AIM = Report every line below that holds the word "operatory".

DATASET =
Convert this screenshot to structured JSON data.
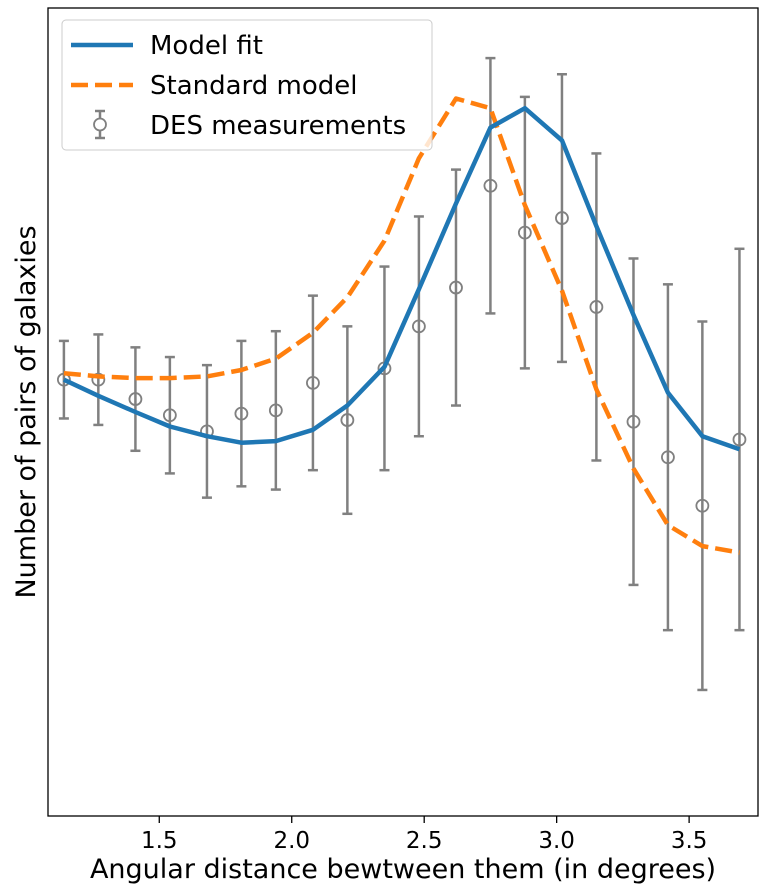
{
  "chart_data": {
    "type": "line",
    "title": "",
    "xlabel": "Angular distance bewtween them (in degrees)",
    "ylabel": "Number of pairs of galaxies",
    "xlim": [
      1.08,
      3.76
    ],
    "ylim": [
      -2.7,
      2.3
    ],
    "xticks": [
      1.5,
      2.0,
      2.5,
      3.0,
      3.5
    ],
    "xtick_labels": [
      "1.5",
      "2.0",
      "2.5",
      "3.0",
      "3.5"
    ],
    "yticks_visible": false,
    "grid": false,
    "legend_position": "top-left",
    "legend": [
      "Model fit",
      "Standard model",
      "DES measurements"
    ],
    "x": [
      1.14,
      1.27,
      1.41,
      1.54,
      1.68,
      1.81,
      1.94,
      2.08,
      2.21,
      2.35,
      2.48,
      2.62,
      2.75,
      2.88,
      3.02,
      3.15,
      3.29,
      3.42,
      3.55,
      3.69
    ],
    "series": [
      {
        "name": "Model fit",
        "style": "solid",
        "color": "#1f77b4",
        "values": [
          0.0,
          -0.1,
          -0.2,
          -0.29,
          -0.35,
          -0.39,
          -0.38,
          -0.31,
          -0.16,
          0.08,
          0.56,
          1.09,
          1.56,
          1.68,
          1.48,
          0.95,
          0.4,
          -0.08,
          -0.35,
          -0.43
        ]
      },
      {
        "name": "Standard model",
        "style": "dashed",
        "color": "#ff7f0e",
        "values": [
          0.04,
          0.02,
          0.01,
          0.01,
          0.02,
          0.06,
          0.13,
          0.29,
          0.51,
          0.86,
          1.37,
          1.74,
          1.68,
          1.08,
          0.55,
          -0.06,
          -0.55,
          -0.9,
          -1.03,
          -1.07
        ]
      },
      {
        "name": "DES measurements",
        "style": "errorbar",
        "color": "#808080",
        "values": [
          0.0,
          -0.0,
          -0.12,
          -0.22,
          -0.32,
          -0.21,
          -0.19,
          -0.02,
          -0.25,
          0.07,
          0.33,
          0.57,
          1.2,
          0.91,
          1.0,
          0.45,
          -0.26,
          -0.48,
          -0.78,
          -0.37
        ],
        "errors": [
          0.24,
          0.28,
          0.32,
          0.36,
          0.41,
          0.45,
          0.49,
          0.54,
          0.58,
          0.63,
          0.68,
          0.73,
          0.79,
          0.84,
          0.89,
          0.95,
          1.01,
          1.07,
          1.14,
          1.18
        ]
      }
    ]
  }
}
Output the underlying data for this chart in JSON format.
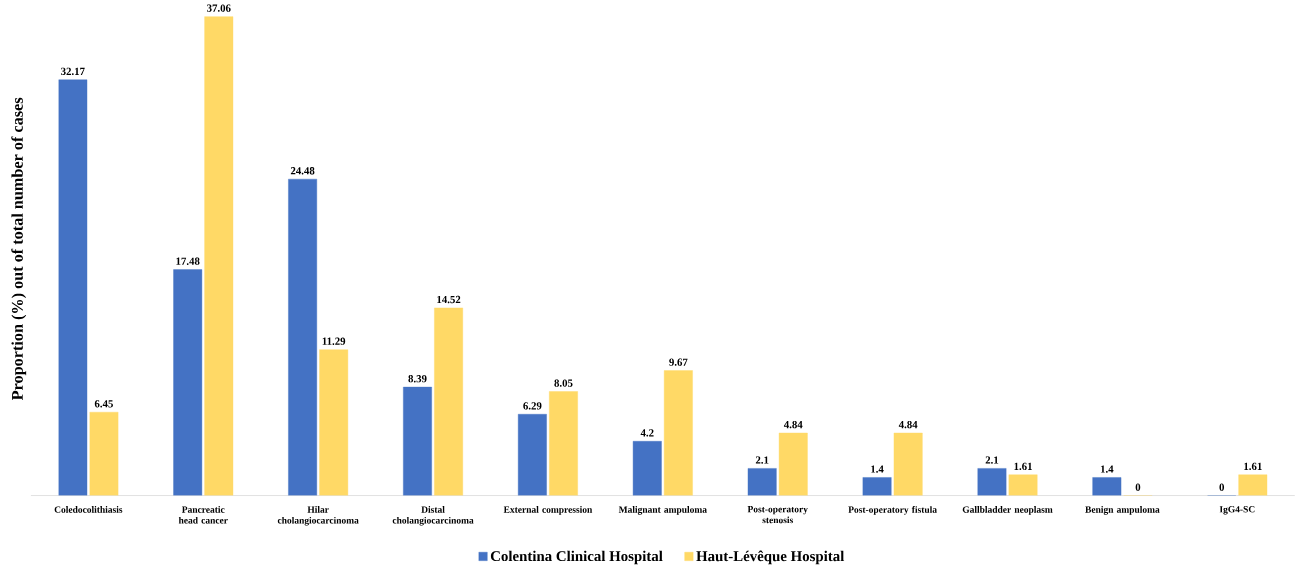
{
  "chart_data": {
    "type": "bar",
    "ylabel": "Proportion (%) out of total number of cases",
    "categories": [
      "Coledocolithiasis",
      "Pancreatic head cancer",
      "Hilar cholangiocarcinoma",
      "Distal cholangiocarcinoma",
      "External compression",
      "Malignant ampuloma",
      "Post-operatory stenosis",
      "Post-operatory fistula",
      "Gallbladder neoplasm",
      "Benign ampuloma",
      "IgG4-SC"
    ],
    "series": [
      {
        "name": "Colentina Clinical Hospital",
        "color": "#4472c4",
        "values": [
          32.17,
          17.48,
          24.48,
          8.39,
          6.29,
          4.2,
          2.1,
          1.4,
          2.1,
          1.4,
          0
        ]
      },
      {
        "name": "Haut-Lévêque Hospital",
        "color": "#ffd966",
        "values": [
          6.45,
          37.06,
          11.29,
          14.52,
          8.05,
          9.67,
          4.84,
          4.84,
          1.61,
          0,
          1.61
        ]
      }
    ],
    "data_labels": true,
    "legend": "bottom"
  }
}
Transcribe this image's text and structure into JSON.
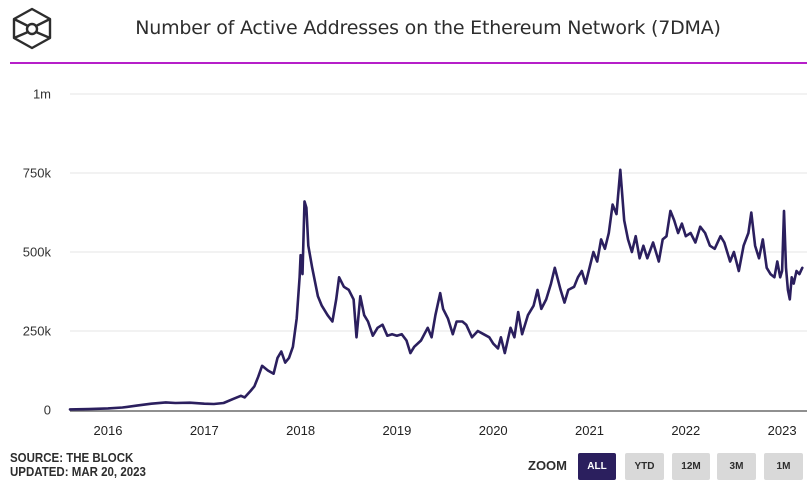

FINAL RESULT =
      "Post-operatory stenosis",
      "Post-operatory fistula",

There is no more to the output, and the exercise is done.